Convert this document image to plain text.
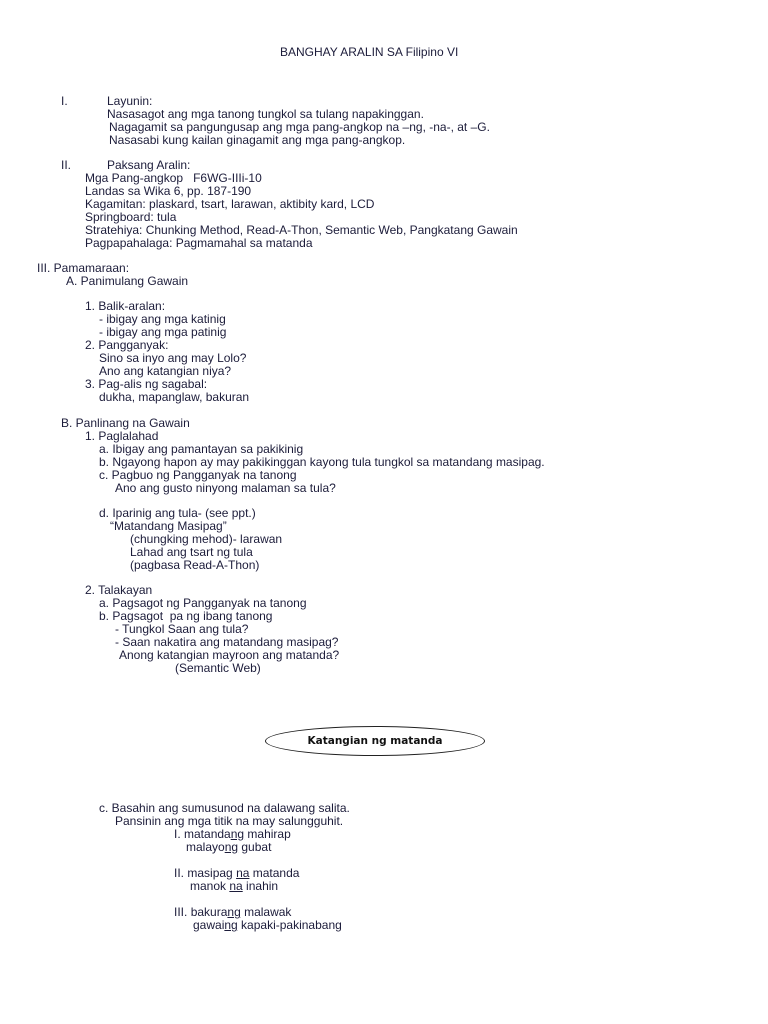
BANGHAY ARALIN SA Filipino VI
I.	Layunin:
Nasasagot ang mga tanong tungkol sa tulang napakinggan.
Nagagamit sa pangungusap ang mga pang-angkop na –ng, -na-, at –G.
Nasasabi kung kailan ginagamit ang mga pang-angkop.
II.	Paksang Aralin:
Mga Pang-angkop   F6WG-IIIi-10
Landas sa Wika 6, pp. 187-190
Kagamitan: plaskard, tsart, larawan, aktibity kard, LCD
Springboard: tula
Stratehiya: Chunking Method, Read-A-Thon, Semantic Web, Pangkatang Gawain
Pagpapahalaga: Pagmamahal sa matanda
III. Pamamaraan:
A. Panimulang Gawain
1. Balik-aralan:
- ibigay ang mga katinig
- ibigay ang mga patinig
2. Pangganyak:
Sino sa inyo ang may Lolo?
Ano ang katangian niya?
3. Pag-alis ng sagabal:
dukha, mapanglaw, bakuran
B. Panlinang na Gawain
1. Paglalahad
a. Ibigay ang pamantayan sa pakikinig
b. Ngayong hapon ay may pakikinggan kayong tula tungkol sa matandang masipag.
c. Pagbuo ng Pangganyak na tanong
Ano ang gusto ninyong malaman sa tula?
d. Iparinig ang tula- (see ppt.)
“Matandang Masipag”
(chungking mehod)- larawan
Lahad ang tsart ng tula
(pagbasa Read-A-Thon)
2. Talakayan
a. Pagsagot ng Pangganyak na tanong
b. Pagsagot  pa ng ibang tanong
- Tungkol Saan ang tula?
- Saan nakatira ang matandang masipag?
Anong katangian mayroon ang matanda?
(Semantic Web)
Katangian ng matanda
c. Basahin ang sumusunod na dalawang salita.
Pansinin ang mga titik na may salungguhit.
I. matandang mahirap
malayong gubat
II. masipag na matanda
manok na inahin
III. bakurang malawak
gawaing kapaki-pakinabang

----------

WHAT IS ASKED
Find and count the lines of the data that include the string "Pagsagot", and report that figure by itself.

SOLUTION
2